* Exercise aim *
Where a line holds the word "base", copy that line.
— BEGIN Data lines —
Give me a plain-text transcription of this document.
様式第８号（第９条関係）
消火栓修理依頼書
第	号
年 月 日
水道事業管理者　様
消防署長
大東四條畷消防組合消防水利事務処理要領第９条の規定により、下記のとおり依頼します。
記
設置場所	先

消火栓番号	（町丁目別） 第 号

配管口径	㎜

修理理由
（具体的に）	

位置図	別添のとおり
— END Data lines —
— BEGIN Data lines —
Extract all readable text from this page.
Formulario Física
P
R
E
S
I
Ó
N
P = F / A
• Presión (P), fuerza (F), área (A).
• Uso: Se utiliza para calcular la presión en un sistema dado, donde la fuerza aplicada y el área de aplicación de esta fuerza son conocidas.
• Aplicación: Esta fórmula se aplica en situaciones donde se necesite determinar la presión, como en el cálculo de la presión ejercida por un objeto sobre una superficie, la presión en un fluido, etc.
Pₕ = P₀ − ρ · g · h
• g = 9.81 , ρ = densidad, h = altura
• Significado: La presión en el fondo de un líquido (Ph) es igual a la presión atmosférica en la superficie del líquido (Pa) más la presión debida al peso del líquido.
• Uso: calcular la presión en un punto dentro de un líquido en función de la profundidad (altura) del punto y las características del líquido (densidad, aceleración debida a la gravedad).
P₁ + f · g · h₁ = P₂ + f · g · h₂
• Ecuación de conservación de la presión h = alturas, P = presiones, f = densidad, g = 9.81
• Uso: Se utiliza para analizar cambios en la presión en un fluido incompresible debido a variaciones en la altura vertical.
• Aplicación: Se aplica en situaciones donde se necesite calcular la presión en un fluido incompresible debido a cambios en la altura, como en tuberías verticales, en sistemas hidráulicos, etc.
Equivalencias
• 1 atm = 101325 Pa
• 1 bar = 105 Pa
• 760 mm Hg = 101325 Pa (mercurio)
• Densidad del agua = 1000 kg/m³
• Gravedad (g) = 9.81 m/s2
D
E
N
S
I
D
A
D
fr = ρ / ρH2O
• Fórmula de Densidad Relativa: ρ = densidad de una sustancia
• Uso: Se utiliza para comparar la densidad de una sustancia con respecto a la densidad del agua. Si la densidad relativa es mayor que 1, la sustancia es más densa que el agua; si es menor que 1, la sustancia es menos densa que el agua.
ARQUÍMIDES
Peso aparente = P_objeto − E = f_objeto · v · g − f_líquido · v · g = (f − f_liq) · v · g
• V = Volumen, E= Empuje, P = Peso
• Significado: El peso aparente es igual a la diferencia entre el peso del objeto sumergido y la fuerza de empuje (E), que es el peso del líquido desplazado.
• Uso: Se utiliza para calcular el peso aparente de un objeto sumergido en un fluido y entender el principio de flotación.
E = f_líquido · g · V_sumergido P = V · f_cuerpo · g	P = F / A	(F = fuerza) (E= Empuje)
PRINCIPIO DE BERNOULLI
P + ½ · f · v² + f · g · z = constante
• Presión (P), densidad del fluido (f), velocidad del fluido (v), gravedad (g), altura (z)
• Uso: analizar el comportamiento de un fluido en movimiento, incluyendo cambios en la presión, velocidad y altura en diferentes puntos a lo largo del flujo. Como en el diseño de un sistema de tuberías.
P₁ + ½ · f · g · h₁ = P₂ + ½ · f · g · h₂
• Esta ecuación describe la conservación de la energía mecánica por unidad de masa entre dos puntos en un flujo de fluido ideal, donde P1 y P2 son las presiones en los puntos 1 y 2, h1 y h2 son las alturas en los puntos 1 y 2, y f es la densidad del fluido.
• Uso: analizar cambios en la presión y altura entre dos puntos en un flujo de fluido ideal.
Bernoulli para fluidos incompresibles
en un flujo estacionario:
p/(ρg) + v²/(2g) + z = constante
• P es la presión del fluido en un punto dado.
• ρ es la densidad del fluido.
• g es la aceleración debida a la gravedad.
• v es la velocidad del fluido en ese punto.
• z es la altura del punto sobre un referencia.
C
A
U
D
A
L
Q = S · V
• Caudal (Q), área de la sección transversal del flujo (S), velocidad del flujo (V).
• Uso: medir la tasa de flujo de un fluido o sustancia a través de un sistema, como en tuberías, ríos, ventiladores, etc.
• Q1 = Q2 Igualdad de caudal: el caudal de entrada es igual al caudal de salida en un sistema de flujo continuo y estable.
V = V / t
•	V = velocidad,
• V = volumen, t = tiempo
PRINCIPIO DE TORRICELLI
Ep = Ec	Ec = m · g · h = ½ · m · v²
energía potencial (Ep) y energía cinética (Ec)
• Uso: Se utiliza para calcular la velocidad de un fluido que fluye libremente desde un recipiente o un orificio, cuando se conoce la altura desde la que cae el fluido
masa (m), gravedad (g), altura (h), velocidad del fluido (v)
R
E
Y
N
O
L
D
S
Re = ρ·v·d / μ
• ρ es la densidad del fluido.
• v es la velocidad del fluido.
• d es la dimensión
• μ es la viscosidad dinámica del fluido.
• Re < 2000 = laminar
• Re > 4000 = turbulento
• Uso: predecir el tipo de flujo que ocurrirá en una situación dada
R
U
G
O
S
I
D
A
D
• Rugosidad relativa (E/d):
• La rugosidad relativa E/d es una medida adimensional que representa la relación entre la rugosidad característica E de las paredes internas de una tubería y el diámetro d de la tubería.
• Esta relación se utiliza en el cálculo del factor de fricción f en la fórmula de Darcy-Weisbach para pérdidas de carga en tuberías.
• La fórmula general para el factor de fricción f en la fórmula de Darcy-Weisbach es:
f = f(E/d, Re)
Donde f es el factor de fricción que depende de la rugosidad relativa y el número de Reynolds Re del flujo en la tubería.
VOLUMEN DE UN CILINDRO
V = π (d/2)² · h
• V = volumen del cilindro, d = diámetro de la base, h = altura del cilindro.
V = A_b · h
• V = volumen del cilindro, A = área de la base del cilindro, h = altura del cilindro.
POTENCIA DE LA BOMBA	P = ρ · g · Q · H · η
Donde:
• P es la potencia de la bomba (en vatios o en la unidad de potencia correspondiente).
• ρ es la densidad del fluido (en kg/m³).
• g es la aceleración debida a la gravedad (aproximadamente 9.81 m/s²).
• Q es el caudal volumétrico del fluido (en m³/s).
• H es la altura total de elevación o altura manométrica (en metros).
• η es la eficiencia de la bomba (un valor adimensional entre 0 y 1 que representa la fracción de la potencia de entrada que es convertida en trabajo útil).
— END Data lines —
* Full output *
• V = volumen del cilindro, d = diámetro de la base, h = altura del cilindro.
• V = volumen del cilindro, A = área de la base del cilindro, h = altura del cilindro.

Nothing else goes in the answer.